## Task requirements
Present each line of the entries below that holds the word "loans".

## Records for processing
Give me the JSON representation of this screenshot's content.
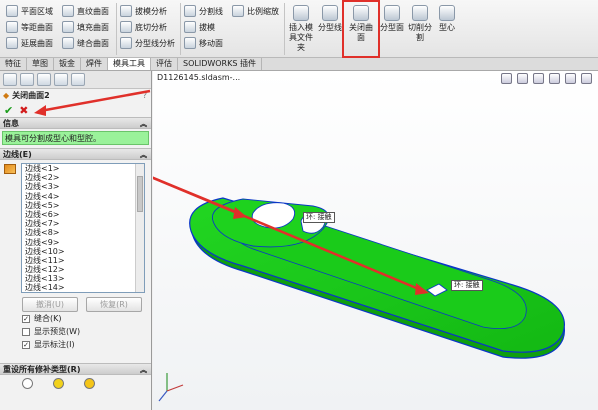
{
  "ribbon": {
    "col1": [
      "平面区域",
      "等距曲面",
      "延展曲面"
    ],
    "col2": [
      "直纹曲面",
      "填充曲面",
      "缝合曲面"
    ],
    "col3": [
      "拔模分析",
      "底切分析",
      "分型线分析"
    ],
    "col4": [
      "分割线",
      "拔模",
      "移动面"
    ],
    "col5": [
      "比例缩放"
    ],
    "big_buttons": [
      "插入模具文件夹",
      "分型线",
      "关闭曲面",
      "分型面",
      "切削分割",
      "型心"
    ]
  },
  "tabs": [
    "特征",
    "草图",
    "钣金",
    "焊件",
    "模具工具",
    "评估",
    "SOLIDWORKS 插件"
  ],
  "active_tab": "模具工具",
  "panel": {
    "feature_title": "关闭曲面2",
    "help": "?",
    "info_header": "信息",
    "info_text": "模具可分割成型心和型腔。",
    "edges_header": "边线(E)",
    "edges": [
      "边线<1>",
      "边线<2>",
      "边线<3>",
      "边线<4>",
      "边线<5>",
      "边线<6>",
      "边线<7>",
      "边线<8>",
      "边线<9>",
      "边线<10>",
      "边线<11>",
      "边线<12>",
      "边线<13>",
      "边线<14>"
    ],
    "undo_label": "撤消(U)",
    "redo_label": "恢复(R)",
    "checkboxes": [
      {
        "label": "缝合(K)",
        "checked": true
      },
      {
        "label": "显示预览(W)",
        "checked": false
      },
      {
        "label": "显示标注(I)",
        "checked": true
      }
    ],
    "reset_header": "重设所有修补类型(R)"
  },
  "viewport": {
    "doc_title": "D1126145.sldasm-...",
    "callout_1": "环: 接触",
    "callout_2": "环: 接触"
  },
  "colors": {
    "model_fill": "#19c719",
    "model_edge": "#0a36c8",
    "highlight": "#e0302a",
    "info_bg": "#9af29a"
  }
}
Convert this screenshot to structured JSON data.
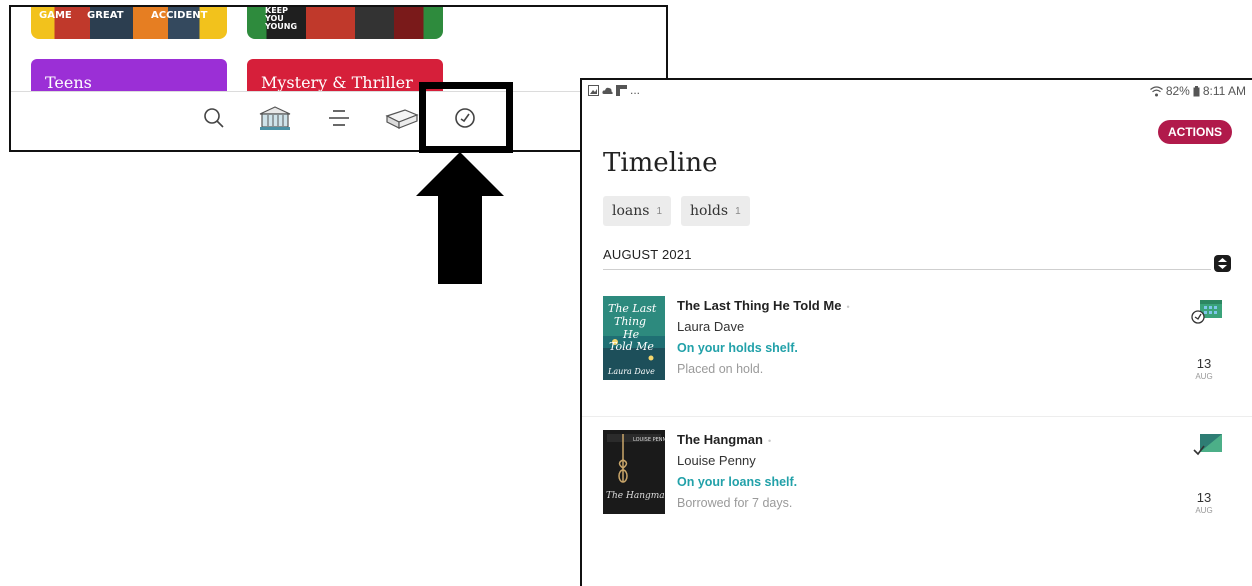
{
  "left_panel": {
    "cover_texts": [
      "GAME",
      "GREAT",
      "ACCIDENT"
    ],
    "cover_texts_b": "KEEP YOU YOUNG",
    "genres": [
      {
        "label": "Teens",
        "color": "#9b2fd6"
      },
      {
        "label": "Mystery & Thriller",
        "color": "#d61f3a"
      }
    ],
    "nav_icons": [
      "search-icon",
      "library-icon",
      "menu-icon",
      "shelf-icon",
      "timeline-icon"
    ],
    "highlighted": "timeline-icon"
  },
  "status_bar": {
    "left_glyphs": [
      "image-icon",
      "cloud-icon",
      "flipboard-icon"
    ],
    "ellipsis": "...",
    "battery": "82%",
    "time": "8:11 AM"
  },
  "header": {
    "actions_label": "ACTIONS",
    "title": "Timeline"
  },
  "filters": [
    {
      "label": "loans",
      "count": "1"
    },
    {
      "label": "holds",
      "count": "1"
    }
  ],
  "section": {
    "month": "AUGUST 2021"
  },
  "entries": [
    {
      "title": "The Last Thing He Told Me",
      "dot": "•",
      "author": "Laura Dave",
      "status": "On your holds shelf.",
      "note": "Placed on hold.",
      "day": "13",
      "month": "AUG",
      "icon": "hold-calendar-icon",
      "cover_color": "#1f6f73"
    },
    {
      "title": "The Hangman",
      "dot": "•",
      "author": "Louise Penny",
      "status": "On your loans shelf.",
      "note": "Borrowed for 7 days.",
      "day": "13",
      "month": "AUG",
      "icon": "borrowed-book-icon",
      "cover_color": "#1a1a1a"
    }
  ],
  "colors": {
    "accent": "#b11a4b",
    "status_teal": "#22a1a9"
  }
}
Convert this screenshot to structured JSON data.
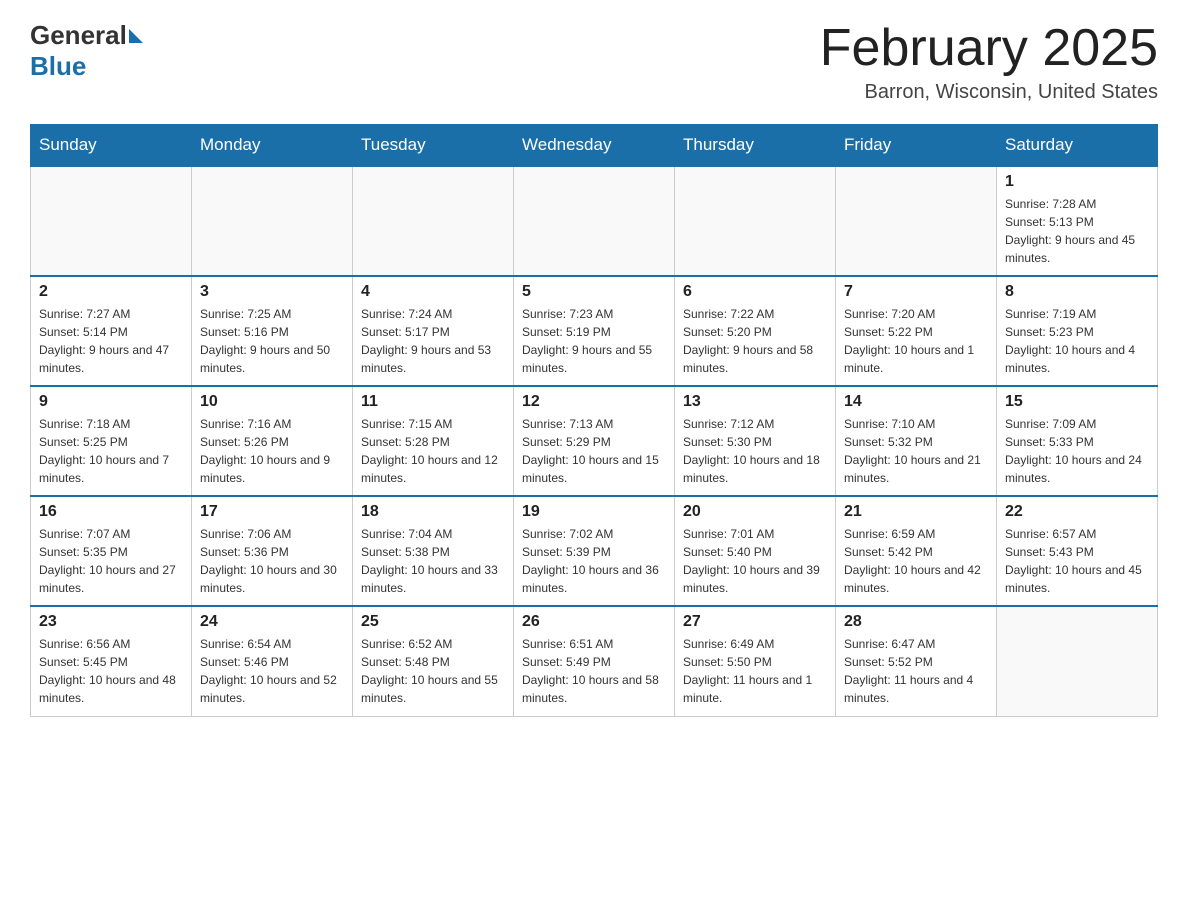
{
  "header": {
    "logo_general": "General",
    "logo_blue": "Blue",
    "month_title": "February 2025",
    "location": "Barron, Wisconsin, United States"
  },
  "days_of_week": [
    "Sunday",
    "Monday",
    "Tuesday",
    "Wednesday",
    "Thursday",
    "Friday",
    "Saturday"
  ],
  "weeks": [
    [
      {
        "day": "",
        "sunrise": "",
        "sunset": "",
        "daylight": ""
      },
      {
        "day": "",
        "sunrise": "",
        "sunset": "",
        "daylight": ""
      },
      {
        "day": "",
        "sunrise": "",
        "sunset": "",
        "daylight": ""
      },
      {
        "day": "",
        "sunrise": "",
        "sunset": "",
        "daylight": ""
      },
      {
        "day": "",
        "sunrise": "",
        "sunset": "",
        "daylight": ""
      },
      {
        "day": "",
        "sunrise": "",
        "sunset": "",
        "daylight": ""
      },
      {
        "day": "1",
        "sunrise": "Sunrise: 7:28 AM",
        "sunset": "Sunset: 5:13 PM",
        "daylight": "Daylight: 9 hours and 45 minutes."
      }
    ],
    [
      {
        "day": "2",
        "sunrise": "Sunrise: 7:27 AM",
        "sunset": "Sunset: 5:14 PM",
        "daylight": "Daylight: 9 hours and 47 minutes."
      },
      {
        "day": "3",
        "sunrise": "Sunrise: 7:25 AM",
        "sunset": "Sunset: 5:16 PM",
        "daylight": "Daylight: 9 hours and 50 minutes."
      },
      {
        "day": "4",
        "sunrise": "Sunrise: 7:24 AM",
        "sunset": "Sunset: 5:17 PM",
        "daylight": "Daylight: 9 hours and 53 minutes."
      },
      {
        "day": "5",
        "sunrise": "Sunrise: 7:23 AM",
        "sunset": "Sunset: 5:19 PM",
        "daylight": "Daylight: 9 hours and 55 minutes."
      },
      {
        "day": "6",
        "sunrise": "Sunrise: 7:22 AM",
        "sunset": "Sunset: 5:20 PM",
        "daylight": "Daylight: 9 hours and 58 minutes."
      },
      {
        "day": "7",
        "sunrise": "Sunrise: 7:20 AM",
        "sunset": "Sunset: 5:22 PM",
        "daylight": "Daylight: 10 hours and 1 minute."
      },
      {
        "day": "8",
        "sunrise": "Sunrise: 7:19 AM",
        "sunset": "Sunset: 5:23 PM",
        "daylight": "Daylight: 10 hours and 4 minutes."
      }
    ],
    [
      {
        "day": "9",
        "sunrise": "Sunrise: 7:18 AM",
        "sunset": "Sunset: 5:25 PM",
        "daylight": "Daylight: 10 hours and 7 minutes."
      },
      {
        "day": "10",
        "sunrise": "Sunrise: 7:16 AM",
        "sunset": "Sunset: 5:26 PM",
        "daylight": "Daylight: 10 hours and 9 minutes."
      },
      {
        "day": "11",
        "sunrise": "Sunrise: 7:15 AM",
        "sunset": "Sunset: 5:28 PM",
        "daylight": "Daylight: 10 hours and 12 minutes."
      },
      {
        "day": "12",
        "sunrise": "Sunrise: 7:13 AM",
        "sunset": "Sunset: 5:29 PM",
        "daylight": "Daylight: 10 hours and 15 minutes."
      },
      {
        "day": "13",
        "sunrise": "Sunrise: 7:12 AM",
        "sunset": "Sunset: 5:30 PM",
        "daylight": "Daylight: 10 hours and 18 minutes."
      },
      {
        "day": "14",
        "sunrise": "Sunrise: 7:10 AM",
        "sunset": "Sunset: 5:32 PM",
        "daylight": "Daylight: 10 hours and 21 minutes."
      },
      {
        "day": "15",
        "sunrise": "Sunrise: 7:09 AM",
        "sunset": "Sunset: 5:33 PM",
        "daylight": "Daylight: 10 hours and 24 minutes."
      }
    ],
    [
      {
        "day": "16",
        "sunrise": "Sunrise: 7:07 AM",
        "sunset": "Sunset: 5:35 PM",
        "daylight": "Daylight: 10 hours and 27 minutes."
      },
      {
        "day": "17",
        "sunrise": "Sunrise: 7:06 AM",
        "sunset": "Sunset: 5:36 PM",
        "daylight": "Daylight: 10 hours and 30 minutes."
      },
      {
        "day": "18",
        "sunrise": "Sunrise: 7:04 AM",
        "sunset": "Sunset: 5:38 PM",
        "daylight": "Daylight: 10 hours and 33 minutes."
      },
      {
        "day": "19",
        "sunrise": "Sunrise: 7:02 AM",
        "sunset": "Sunset: 5:39 PM",
        "daylight": "Daylight: 10 hours and 36 minutes."
      },
      {
        "day": "20",
        "sunrise": "Sunrise: 7:01 AM",
        "sunset": "Sunset: 5:40 PM",
        "daylight": "Daylight: 10 hours and 39 minutes."
      },
      {
        "day": "21",
        "sunrise": "Sunrise: 6:59 AM",
        "sunset": "Sunset: 5:42 PM",
        "daylight": "Daylight: 10 hours and 42 minutes."
      },
      {
        "day": "22",
        "sunrise": "Sunrise: 6:57 AM",
        "sunset": "Sunset: 5:43 PM",
        "daylight": "Daylight: 10 hours and 45 minutes."
      }
    ],
    [
      {
        "day": "23",
        "sunrise": "Sunrise: 6:56 AM",
        "sunset": "Sunset: 5:45 PM",
        "daylight": "Daylight: 10 hours and 48 minutes."
      },
      {
        "day": "24",
        "sunrise": "Sunrise: 6:54 AM",
        "sunset": "Sunset: 5:46 PM",
        "daylight": "Daylight: 10 hours and 52 minutes."
      },
      {
        "day": "25",
        "sunrise": "Sunrise: 6:52 AM",
        "sunset": "Sunset: 5:48 PM",
        "daylight": "Daylight: 10 hours and 55 minutes."
      },
      {
        "day": "26",
        "sunrise": "Sunrise: 6:51 AM",
        "sunset": "Sunset: 5:49 PM",
        "daylight": "Daylight: 10 hours and 58 minutes."
      },
      {
        "day": "27",
        "sunrise": "Sunrise: 6:49 AM",
        "sunset": "Sunset: 5:50 PM",
        "daylight": "Daylight: 11 hours and 1 minute."
      },
      {
        "day": "28",
        "sunrise": "Sunrise: 6:47 AM",
        "sunset": "Sunset: 5:52 PM",
        "daylight": "Daylight: 11 hours and 4 minutes."
      },
      {
        "day": "",
        "sunrise": "",
        "sunset": "",
        "daylight": ""
      }
    ]
  ]
}
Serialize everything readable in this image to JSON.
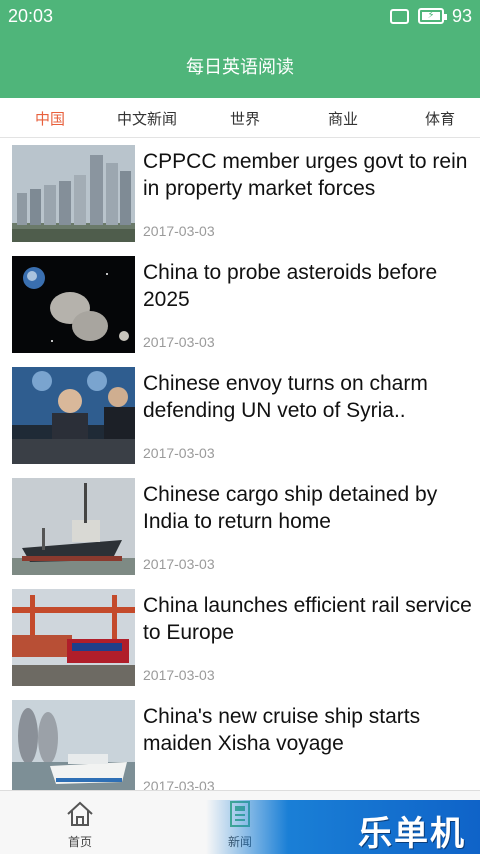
{
  "status_bar": {
    "time": "20:03",
    "battery_percent": "93"
  },
  "app_bar": {
    "title": "每日英语阅读"
  },
  "tabs": [
    {
      "label": "中国",
      "active": true
    },
    {
      "label": "中文新闻",
      "active": false
    },
    {
      "label": "世界",
      "active": false
    },
    {
      "label": "商业",
      "active": false
    },
    {
      "label": "体育",
      "active": false
    }
  ],
  "articles": [
    {
      "title": "CPPCC member urges govt to rein in property market forces",
      "date": "2017-03-03",
      "thumbnail": "city-skyline-image"
    },
    {
      "title": "China to probe asteroids before 2025",
      "date": "2017-03-03",
      "thumbnail": "asteroid-space-image"
    },
    {
      "title": "Chinese envoy turns on charm defending UN veto of Syria..",
      "date": "2017-03-03",
      "thumbnail": "un-meeting-image"
    },
    {
      "title": "Chinese cargo ship detained by India to return home",
      "date": "2017-03-03",
      "thumbnail": "cargo-ship-image"
    },
    {
      "title": "China launches efficient rail service to Europe",
      "date": "2017-03-03",
      "thumbnail": "freight-train-image"
    },
    {
      "title": "China's new cruise ship starts maiden Xisha voyage",
      "date": "2017-03-03",
      "thumbnail": "cruise-ship-image"
    }
  ],
  "bottom_nav": [
    {
      "label": "首页",
      "icon": "home-icon"
    },
    {
      "label": "新闻",
      "icon": "news-icon"
    }
  ],
  "watermark": {
    "text": "乐单机"
  },
  "colors": {
    "primary_green": "#4fb57a",
    "active_tab": "#e8603c",
    "date_gray": "#9a9a9a"
  }
}
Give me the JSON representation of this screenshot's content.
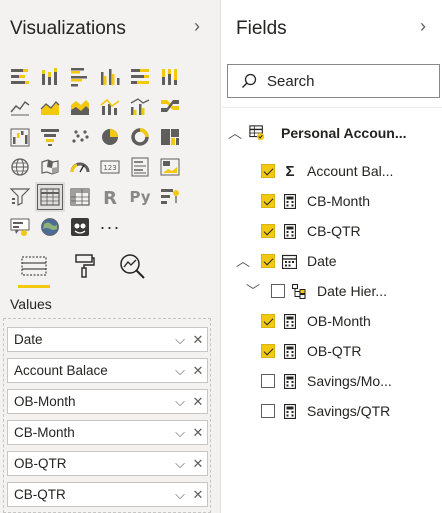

## Solution to this exercise
      "label": "loans",
      "status": "On your loans shelf.",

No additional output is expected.